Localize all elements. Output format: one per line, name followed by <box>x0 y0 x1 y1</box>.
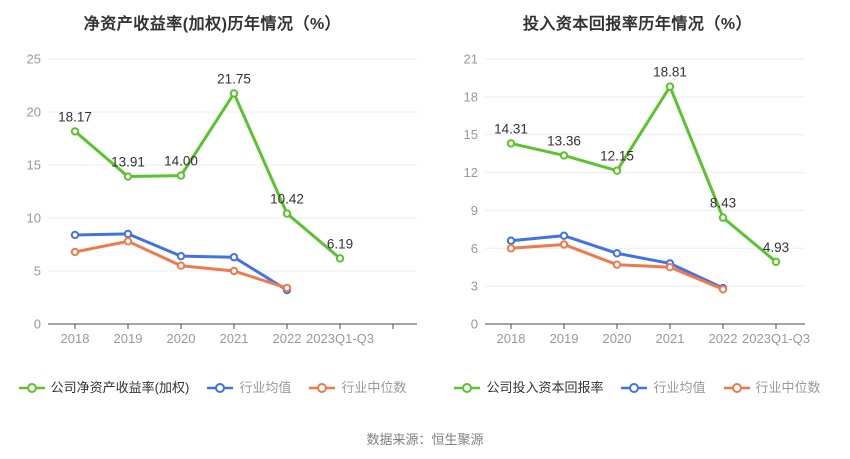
roe-chart-panel: 净资产收益率(加权)历年情况（%） 0 5 10 15 20 25 2018 2019 2020… <box>0 0 425 420</box>
legend-line-marker-icon <box>18 383 45 393</box>
data-point-marker <box>229 89 239 98</box>
x-axis-category-label: 2021 <box>220 331 249 346</box>
roic-chart-panel: 投入资本回报率历年情况（%） 0 3 6 9 12 15 18 21 2018 2019 2020 2… <box>425 0 850 420</box>
data-point-label: 4.93 <box>763 240 789 255</box>
x-axis-category-label: 2019 <box>114 331 143 346</box>
y-axis-tick-label: 18 <box>464 89 478 104</box>
roic-line-chart-canvas: 0 3 6 9 12 15 18 21 2018 2019 2020 2021 2022 2023Q1-Q… <box>464 52 810 347</box>
data-point-marker <box>282 283 292 293</box>
data-point-label: 13.36 <box>547 133 581 148</box>
data-point-marker <box>176 171 186 180</box>
x-axis-category-label: 2022 <box>709 331 738 346</box>
legend-item-industry-mean[interactable]: 行业均值 <box>207 381 291 395</box>
data-point-marker <box>123 172 133 181</box>
data-point-marker <box>506 236 516 245</box>
data-point-marker <box>771 257 781 266</box>
data-point-marker <box>559 231 569 240</box>
data-point-marker <box>282 209 292 218</box>
legend-item-company[interactable]: 公司净资产收益率(加权) <box>18 380 190 395</box>
legend-item-industry-median[interactable]: 行业中位数 <box>723 380 821 395</box>
legend-label: 公司净资产收益率(加权) <box>50 380 190 395</box>
y-axis-tick-label: 15 <box>27 158 41 173</box>
x-axis-category-label: 2022 <box>273 331 302 346</box>
y-axis-tick-label: 0 <box>471 317 478 332</box>
data-point-marker <box>229 253 239 262</box>
legend-item-industry-median[interactable]: 行业中位数 <box>309 381 406 395</box>
legend-item-company[interactable]: 公司投入资本回报率 <box>454 381 603 395</box>
x-axis-category-label: 2023Q1-Q3 <box>306 331 374 346</box>
roe-line-chart-canvas: 0 5 10 15 20 25 2018 2019 2020 2021 2022 2023Q1-Q3 1… <box>27 52 417 346</box>
data-point-marker <box>559 240 569 249</box>
y-axis-tick-label: 9 <box>471 203 478 218</box>
legend-line-marker-icon <box>207 383 234 393</box>
x-axis-category-label: 2020 <box>167 331 196 346</box>
roic-chart-title: 投入资本回报率历年情况（%） <box>522 16 753 33</box>
legend-line-marker-icon <box>723 383 750 393</box>
x-axis-category-label: 2021 <box>656 331 685 346</box>
y-axis-tick-label: 15 <box>464 127 478 142</box>
data-point-marker <box>123 237 133 246</box>
data-point-label: 14.31 <box>494 121 528 136</box>
data-point-marker <box>70 230 80 240</box>
data-point-label: 8.43 <box>710 196 736 211</box>
data-point-label: 13.91 <box>111 155 145 170</box>
x-axis-category-label: 2020 <box>603 331 632 346</box>
y-axis-tick-label: 20 <box>27 105 41 120</box>
y-axis-tick-label: 21 <box>464 52 478 67</box>
x-axis-category-label: 2018 <box>497 331 526 346</box>
legend-label: 行业中位数 <box>341 380 407 395</box>
y-axis-tick-label: 12 <box>464 165 478 180</box>
legend-label: 行业均值 <box>239 380 292 395</box>
data-point-marker <box>176 261 186 270</box>
series-line <box>509 85 778 264</box>
legend-label: 行业中位数 <box>755 380 821 395</box>
x-axis-category-label: 2023Q1-Q3 <box>742 331 810 346</box>
data-point-marker <box>718 213 728 222</box>
y-axis-tick-label: 10 <box>27 211 41 226</box>
data-point-marker <box>665 82 675 91</box>
y-axis-tick-label: 0 <box>34 317 41 332</box>
y-axis-tick-label: 5 <box>34 264 41 279</box>
chart-legend: 公司净资产收益率(加权) 行业均值 行业中位数 <box>0 381 425 395</box>
data-point-marker <box>70 247 80 257</box>
data-point-marker <box>665 263 675 272</box>
legend-item-industry-mean[interactable]: 行业均值 <box>621 380 706 395</box>
legend-label: 公司投入资本回报率 <box>486 380 604 395</box>
series-line <box>73 91 342 260</box>
y-axis-tick-label: 25 <box>27 52 41 67</box>
data-point-marker <box>506 244 516 253</box>
roe-chart-title: 净资产收益率(加权)历年情况（%） <box>83 16 342 33</box>
data-point-label: 10.42 <box>270 192 304 207</box>
data-point-marker <box>612 260 622 269</box>
data-point-marker <box>335 254 345 263</box>
data-point-label: 12.15 <box>600 149 634 164</box>
x-axis-category-label: 2018 <box>61 331 90 346</box>
data-point-marker <box>70 127 80 136</box>
data-point-marker <box>559 151 569 160</box>
data-point-label: 21.75 <box>217 71 251 86</box>
data-point-marker <box>718 285 728 294</box>
data-point-marker <box>612 166 622 175</box>
data-point-marker <box>176 251 186 261</box>
data-point-label: 18.81 <box>653 65 687 80</box>
x-axis-category-label: 2019 <box>550 331 579 346</box>
chart-legend: 公司投入资本回报率 行业均值 行业中位数 <box>425 381 850 395</box>
data-point-marker <box>612 249 622 258</box>
legend-line-marker-icon <box>309 383 336 393</box>
legend-line-marker-icon <box>454 383 481 393</box>
data-point-marker <box>229 266 239 276</box>
legend-line-marker-icon <box>621 383 648 393</box>
data-point-label: 18.17 <box>58 109 92 124</box>
data-point-label: 14.00 <box>164 154 198 169</box>
data-point-marker <box>123 229 133 239</box>
data-point-label: 6.19 <box>327 236 353 251</box>
legend-label: 行业均值 <box>653 380 706 395</box>
y-axis-tick-label: 6 <box>471 241 478 256</box>
y-axis-tick-label: 3 <box>471 279 478 294</box>
data-point-marker <box>506 139 516 148</box>
data-source-note: 数据来源：恒生聚源 <box>366 432 484 447</box>
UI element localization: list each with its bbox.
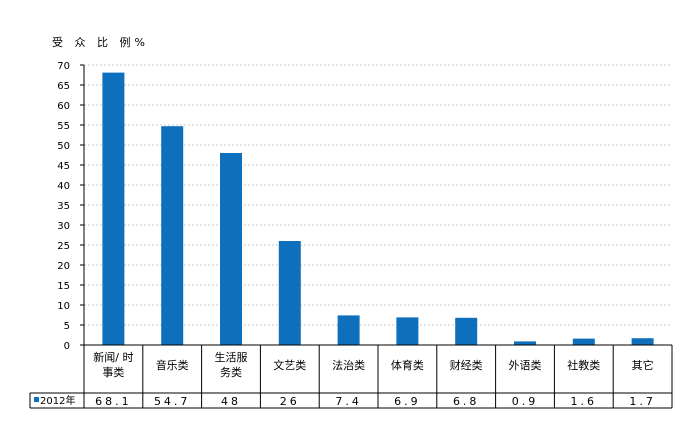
bar xyxy=(572,338,595,345)
bar xyxy=(220,153,242,345)
data-label: 7.4 xyxy=(335,395,362,408)
y-axis-title: 受 众 比 例% xyxy=(52,36,149,49)
data-label: 68.1 xyxy=(95,395,132,408)
x-tick-label: 务类 xyxy=(220,365,242,379)
y-tick-label: 50 xyxy=(57,141,70,152)
x-tick-label: 外语类 xyxy=(509,358,542,372)
y-tick-label: 20 xyxy=(57,261,70,272)
data-label: 26 xyxy=(280,395,300,408)
y-tick-label: 60 xyxy=(57,101,70,112)
y-tick-label: 15 xyxy=(57,281,70,292)
x-tick-label: 法治类 xyxy=(332,358,365,372)
x-tick-label: 音乐类 xyxy=(156,358,189,372)
bar xyxy=(161,126,184,345)
bar xyxy=(278,241,301,345)
y-tick-label: 40 xyxy=(57,181,70,192)
x-tick-label: 事类 xyxy=(102,365,124,379)
bar xyxy=(514,341,536,345)
data-label: 54.7 xyxy=(154,395,191,408)
bar xyxy=(102,72,125,345)
bar xyxy=(396,317,419,345)
bar xyxy=(337,315,360,345)
data-label: 1.6 xyxy=(571,395,598,408)
x-tick-label: 新闻/ 时 xyxy=(93,350,133,364)
y-tick-label: 65 xyxy=(57,81,70,92)
bar xyxy=(631,338,654,345)
y-tick-label: 35 xyxy=(57,201,70,212)
legend-swatch xyxy=(34,397,39,402)
y-tick-label: 10 xyxy=(57,301,70,312)
x-tick-label: 文艺类 xyxy=(273,358,306,372)
x-tick-label: 财经类 xyxy=(450,358,483,372)
y-tick-label: 45 xyxy=(57,161,70,172)
data-label: 48 xyxy=(221,395,241,408)
x-tick-label: 其它 xyxy=(632,358,654,372)
y-tick-label: 25 xyxy=(57,241,70,252)
data-label: 0.9 xyxy=(512,395,539,408)
x-tick-label: 社教类 xyxy=(567,358,600,372)
x-tick-label: 生活服 xyxy=(215,350,248,364)
y-tick-label: 0 xyxy=(64,341,70,352)
y-tick-label: 5 xyxy=(64,321,70,332)
x-tick-label: 体育类 xyxy=(391,358,424,372)
data-label: 6.8 xyxy=(453,395,480,408)
bar xyxy=(455,317,478,345)
data-label: 6.9 xyxy=(394,395,421,408)
y-tick-label: 30 xyxy=(57,221,70,232)
y-tick-label: 55 xyxy=(57,121,70,132)
legend-label: 2012年 xyxy=(40,394,75,407)
data-label: 1.7 xyxy=(629,395,656,408)
y-tick-label: 70 xyxy=(57,61,70,72)
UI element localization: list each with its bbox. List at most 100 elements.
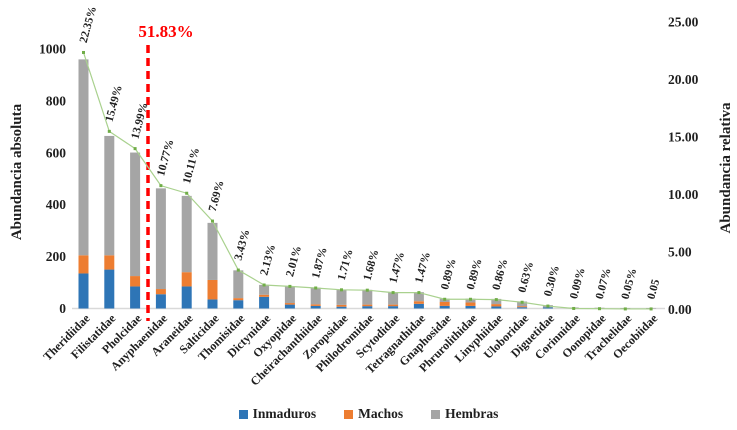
point-label: 1.47% bbox=[387, 251, 407, 285]
point-label: 1.47% bbox=[413, 251, 433, 285]
bar-segment-inmaduros-oxyopidae bbox=[284, 304, 295, 309]
bar-segment-hembras-pholcidae bbox=[130, 152, 141, 277]
point-label: 0.09% bbox=[568, 267, 588, 301]
point-label: 3.43% bbox=[233, 228, 253, 262]
bar-segment-inmaduros-thomisidae bbox=[233, 300, 244, 309]
line-marker bbox=[314, 286, 318, 290]
legend-label: Hembras bbox=[445, 406, 499, 421]
line-marker bbox=[520, 300, 524, 304]
bar-segment-hembras-thomisidae bbox=[233, 270, 244, 299]
point-label: 2.01% bbox=[284, 245, 304, 279]
line-marker bbox=[82, 50, 85, 54]
chart-legend: Inmaduros Machos Hembras bbox=[0, 403, 737, 425]
point-label: 1.71% bbox=[336, 248, 356, 282]
bar-segment-machos-anyphaenidae bbox=[155, 289, 166, 295]
point-label: 0.05% bbox=[620, 267, 640, 301]
bar-segment-machos-philodromidae bbox=[362, 304, 373, 307]
bar-segment-machos-salticidae bbox=[207, 279, 218, 300]
bar-segment-inmaduros-zoropsidae bbox=[336, 306, 347, 309]
bar-segment-inmaduros-pholcidae bbox=[130, 286, 141, 309]
line-marker bbox=[443, 297, 447, 301]
bar-segment-inmaduros-salticidae bbox=[207, 299, 218, 309]
line-marker bbox=[159, 184, 163, 188]
line-marker bbox=[417, 291, 421, 295]
point-label: 0.89% bbox=[465, 257, 485, 291]
left-axis-tick: 400 bbox=[46, 197, 67, 212]
bar-segment-inmaduros-filistatidae bbox=[104, 269, 115, 309]
bar-segment-hembras-tetragnathidae bbox=[413, 292, 424, 302]
bar-segment-machos-zoropsidae bbox=[336, 304, 347, 307]
left-axis-tick: 600 bbox=[46, 145, 67, 160]
bar-segment-machos-phrurolithidae bbox=[465, 302, 476, 306]
bar-segment-machos-araneidae bbox=[181, 272, 192, 287]
line-marker bbox=[598, 307, 601, 311]
legend-swatch-icon bbox=[238, 409, 248, 419]
bar-segment-hembras-filistatidae bbox=[104, 135, 115, 256]
point-label: 2.13% bbox=[258, 243, 278, 277]
legend-item-machos: Machos bbox=[344, 406, 403, 422]
bar-segment-inmaduros-philodromidae bbox=[362, 306, 373, 309]
right-axis-tick: 0.00 bbox=[668, 302, 692, 317]
point-label: 0.63% bbox=[516, 260, 536, 294]
point-label: 10.77% bbox=[155, 138, 176, 177]
bar-segment-inmaduros-cheirachanthiidae bbox=[310, 305, 321, 309]
line-marker bbox=[211, 219, 214, 223]
bar-segment-inmaduros-araneidae bbox=[181, 286, 192, 309]
bar-segment-machos-theridiidae bbox=[78, 255, 89, 274]
bar-segment-machos-uloboridae bbox=[517, 306, 528, 308]
bar-segment-hembras-philodromidae bbox=[362, 289, 373, 305]
line-marker bbox=[236, 268, 240, 272]
bar-segment-hembras-cheirachanthiidae bbox=[310, 287, 321, 305]
bar-segment-inmaduros-linyphiidae bbox=[491, 306, 502, 309]
left-axis-tick: 1000 bbox=[39, 42, 66, 57]
bar-segment-inmaduros-gnaphosidae bbox=[439, 305, 450, 309]
bar-segment-machos-filistatidae bbox=[104, 255, 115, 270]
bar-segment-inmaduros-anyphaenidae bbox=[155, 294, 166, 309]
right-axis-title: Abundancia relativa bbox=[718, 102, 734, 234]
left-axis-tick: 200 bbox=[46, 249, 67, 264]
bar-segment-hembras-anyphaenidae bbox=[155, 188, 166, 290]
bar-segment-hembras-dictynidae bbox=[259, 284, 270, 295]
line-marker bbox=[365, 288, 369, 292]
legend-item-hembras: Hembras bbox=[431, 406, 498, 422]
bar-segment-machos-pholcidae bbox=[130, 276, 141, 287]
line-marker bbox=[185, 191, 189, 195]
bar-segment-machos-scytodidae bbox=[388, 304, 399, 307]
point-label: 1.87% bbox=[310, 246, 330, 280]
bar-segment-hembras-linyphiidae bbox=[491, 298, 502, 305]
bar-segment-hembras-oxyopidae bbox=[284, 286, 295, 304]
line-marker bbox=[623, 307, 627, 311]
legend-swatch-icon bbox=[344, 409, 354, 419]
bar-segment-machos-tetragnathidae bbox=[413, 301, 424, 304]
bar-segment-hembras-theridiidae bbox=[78, 59, 89, 256]
legend-label: Inmaduros bbox=[252, 406, 317, 421]
right-axis-tick: 20.00 bbox=[668, 72, 699, 87]
line-marker bbox=[107, 129, 111, 133]
right-axis-tick: 25.00 bbox=[668, 15, 699, 30]
line-marker bbox=[494, 298, 498, 302]
point-label: 1.68% bbox=[362, 248, 382, 282]
bar-segment-inmaduros-tetragnathidae bbox=[413, 303, 424, 309]
line-marker bbox=[469, 297, 472, 301]
right-axis-tick: 10.00 bbox=[668, 187, 699, 202]
point-label: 10.11% bbox=[181, 146, 202, 185]
bar-segment-inmaduros-phrurolithidae bbox=[465, 305, 476, 309]
point-label: 15.49% bbox=[104, 84, 125, 123]
cutoff-percentage-label: 51.83% bbox=[138, 22, 194, 41]
point-label: 7.69% bbox=[207, 179, 227, 213]
bar-segment-hembras-scytodidae bbox=[388, 292, 399, 305]
left-axis-tick: 800 bbox=[46, 93, 67, 108]
point-label: 0.89% bbox=[439, 257, 459, 291]
right-axis-tick: 15.00 bbox=[668, 130, 699, 145]
line-marker bbox=[391, 291, 395, 295]
point-label: 0.86% bbox=[491, 258, 511, 292]
bar-segment-machos-oxyopidae bbox=[284, 303, 295, 305]
bar-segment-hembras-salticidae bbox=[207, 222, 218, 280]
bar-segment-inmaduros-uloboridae bbox=[517, 307, 528, 309]
left-axis-title: Abundancia absoluta bbox=[9, 103, 25, 241]
line-marker bbox=[262, 283, 266, 287]
bar-segment-machos-gnaphosidae bbox=[439, 302, 450, 306]
bar-segment-machos-thomisidae bbox=[233, 298, 244, 301]
legend-swatch-icon bbox=[431, 409, 441, 419]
★ ★ ★ ★ ★
§ Set task
Quote everything from the line containing "bar xyxy=(572,338,595,345)" down to the line containing "y-tick-label: 60 xyxy=(57,101,70,112)", both of those lines included, without any changes.

§ Exercise output
bar xyxy=(572,338,595,345)
bar xyxy=(220,153,242,345)
data-label: 7.4 xyxy=(335,395,362,408)
y-axis-title: 受 众 比 例% xyxy=(52,36,149,49)
data-label: 68.1 xyxy=(95,395,132,408)
x-tick-label: 务类 xyxy=(220,365,242,379)
y-tick-label: 50 xyxy=(57,141,70,152)
x-tick-label: 外语类 xyxy=(509,358,542,372)
y-tick-label: 20 xyxy=(57,261,70,272)
data-label: 26 xyxy=(280,395,300,408)
y-tick-label: 60 xyxy=(57,101,70,112)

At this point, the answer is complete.